[Dataset records]
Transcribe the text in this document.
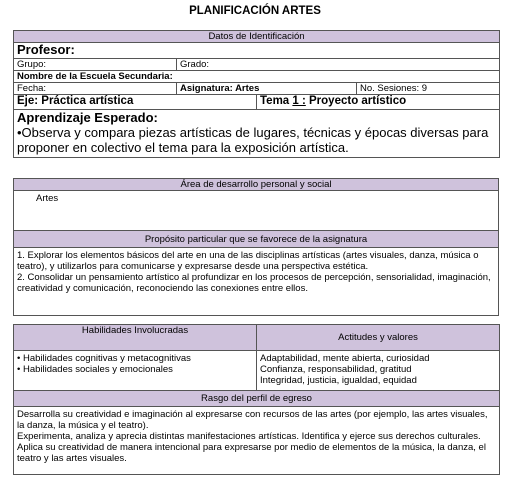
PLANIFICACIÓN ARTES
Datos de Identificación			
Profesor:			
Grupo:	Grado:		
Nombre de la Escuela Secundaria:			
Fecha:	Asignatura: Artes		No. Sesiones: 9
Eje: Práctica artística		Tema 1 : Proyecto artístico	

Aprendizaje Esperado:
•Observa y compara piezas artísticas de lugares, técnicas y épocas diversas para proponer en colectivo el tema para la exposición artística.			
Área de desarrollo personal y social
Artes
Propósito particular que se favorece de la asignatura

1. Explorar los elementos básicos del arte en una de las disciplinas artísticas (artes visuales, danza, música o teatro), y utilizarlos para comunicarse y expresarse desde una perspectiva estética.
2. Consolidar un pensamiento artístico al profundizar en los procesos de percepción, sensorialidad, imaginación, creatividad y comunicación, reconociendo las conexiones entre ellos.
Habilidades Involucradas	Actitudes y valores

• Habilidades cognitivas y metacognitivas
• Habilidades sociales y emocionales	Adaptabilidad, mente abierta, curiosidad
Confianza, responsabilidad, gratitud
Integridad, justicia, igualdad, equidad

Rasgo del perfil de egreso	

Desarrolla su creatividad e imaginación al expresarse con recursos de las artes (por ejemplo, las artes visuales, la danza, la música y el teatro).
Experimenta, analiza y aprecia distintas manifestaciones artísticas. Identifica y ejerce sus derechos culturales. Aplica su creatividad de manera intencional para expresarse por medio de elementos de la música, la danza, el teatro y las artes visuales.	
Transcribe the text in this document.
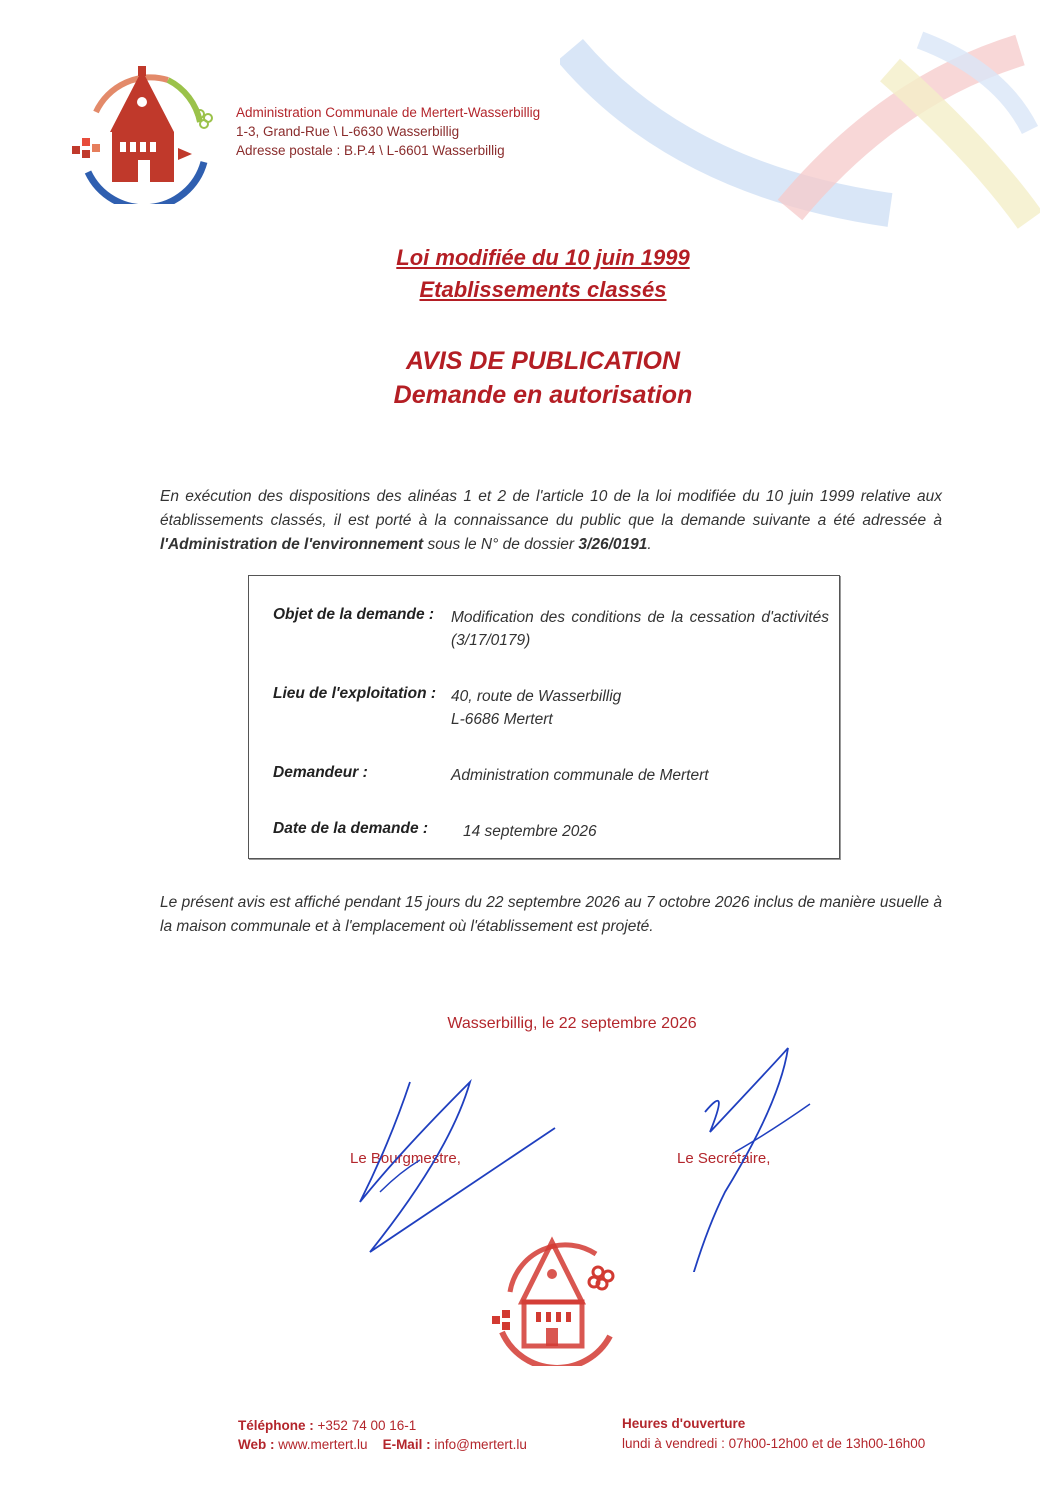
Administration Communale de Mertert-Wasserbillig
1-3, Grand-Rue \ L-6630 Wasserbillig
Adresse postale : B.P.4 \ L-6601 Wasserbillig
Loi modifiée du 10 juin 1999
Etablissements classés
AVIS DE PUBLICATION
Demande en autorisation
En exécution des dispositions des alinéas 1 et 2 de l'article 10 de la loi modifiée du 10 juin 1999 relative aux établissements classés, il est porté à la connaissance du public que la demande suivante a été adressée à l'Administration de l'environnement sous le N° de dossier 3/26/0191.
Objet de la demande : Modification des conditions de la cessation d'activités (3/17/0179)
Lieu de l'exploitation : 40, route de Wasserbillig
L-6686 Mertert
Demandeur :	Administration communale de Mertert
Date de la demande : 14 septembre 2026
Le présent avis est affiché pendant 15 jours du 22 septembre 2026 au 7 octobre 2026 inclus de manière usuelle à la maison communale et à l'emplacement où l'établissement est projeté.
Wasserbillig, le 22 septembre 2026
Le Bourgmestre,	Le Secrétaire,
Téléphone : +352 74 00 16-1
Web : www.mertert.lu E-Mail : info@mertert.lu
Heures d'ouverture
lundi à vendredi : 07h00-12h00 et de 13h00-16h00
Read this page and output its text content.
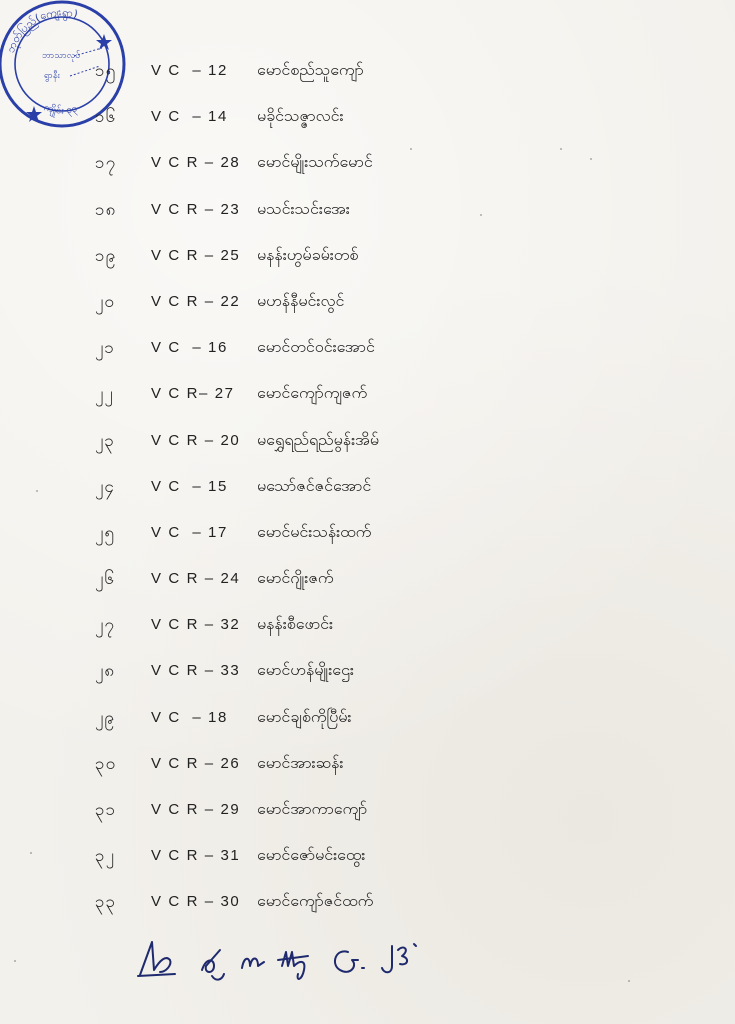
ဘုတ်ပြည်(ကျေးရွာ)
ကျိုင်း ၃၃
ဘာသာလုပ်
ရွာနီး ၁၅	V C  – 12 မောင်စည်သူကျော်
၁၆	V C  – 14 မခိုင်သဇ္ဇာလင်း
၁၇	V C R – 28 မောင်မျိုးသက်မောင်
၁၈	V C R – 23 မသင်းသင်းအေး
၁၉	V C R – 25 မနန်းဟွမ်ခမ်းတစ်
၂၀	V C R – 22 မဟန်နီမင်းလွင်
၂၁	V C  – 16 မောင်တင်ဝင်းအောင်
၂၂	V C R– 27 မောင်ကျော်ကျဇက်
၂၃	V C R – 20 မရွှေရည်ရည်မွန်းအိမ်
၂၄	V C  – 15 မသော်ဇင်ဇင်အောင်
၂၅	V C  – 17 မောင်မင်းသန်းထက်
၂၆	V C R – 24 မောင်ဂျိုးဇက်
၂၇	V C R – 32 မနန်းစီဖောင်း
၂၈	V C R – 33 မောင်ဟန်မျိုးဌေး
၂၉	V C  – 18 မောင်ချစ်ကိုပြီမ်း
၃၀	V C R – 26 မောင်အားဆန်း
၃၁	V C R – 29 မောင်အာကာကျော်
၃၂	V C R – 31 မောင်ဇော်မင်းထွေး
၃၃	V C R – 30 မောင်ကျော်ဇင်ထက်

---

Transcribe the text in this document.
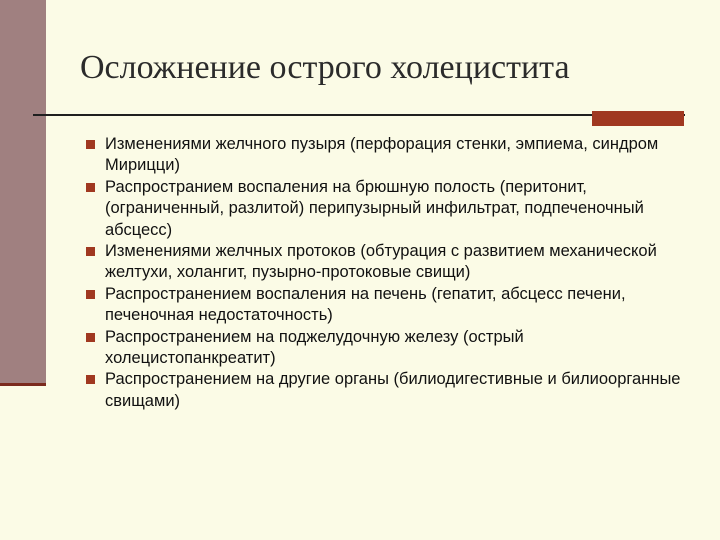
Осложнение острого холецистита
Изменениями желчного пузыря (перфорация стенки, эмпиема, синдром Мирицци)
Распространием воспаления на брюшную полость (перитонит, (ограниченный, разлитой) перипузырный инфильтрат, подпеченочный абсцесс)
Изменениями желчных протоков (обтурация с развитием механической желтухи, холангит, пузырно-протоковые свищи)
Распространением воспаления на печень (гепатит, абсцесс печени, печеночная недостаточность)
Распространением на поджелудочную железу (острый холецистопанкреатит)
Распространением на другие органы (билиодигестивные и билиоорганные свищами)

■ WORK TO DO ■
Check each line above for the string "modifiée" and show the ones that have it.

■ RESULT FOR THIS TASK ■
Loi modifiée du 10 juin 1999
En exécution des dispositions des alinéas 1 et 2 de l'article 10 de la loi modifiée du 10 juin 1999 relative aux établissements classés, il est porté à la connaissance du public que la demande suivante a été adressée à l'Administration de l'environnement sous le N° de dossier 3/26/0191.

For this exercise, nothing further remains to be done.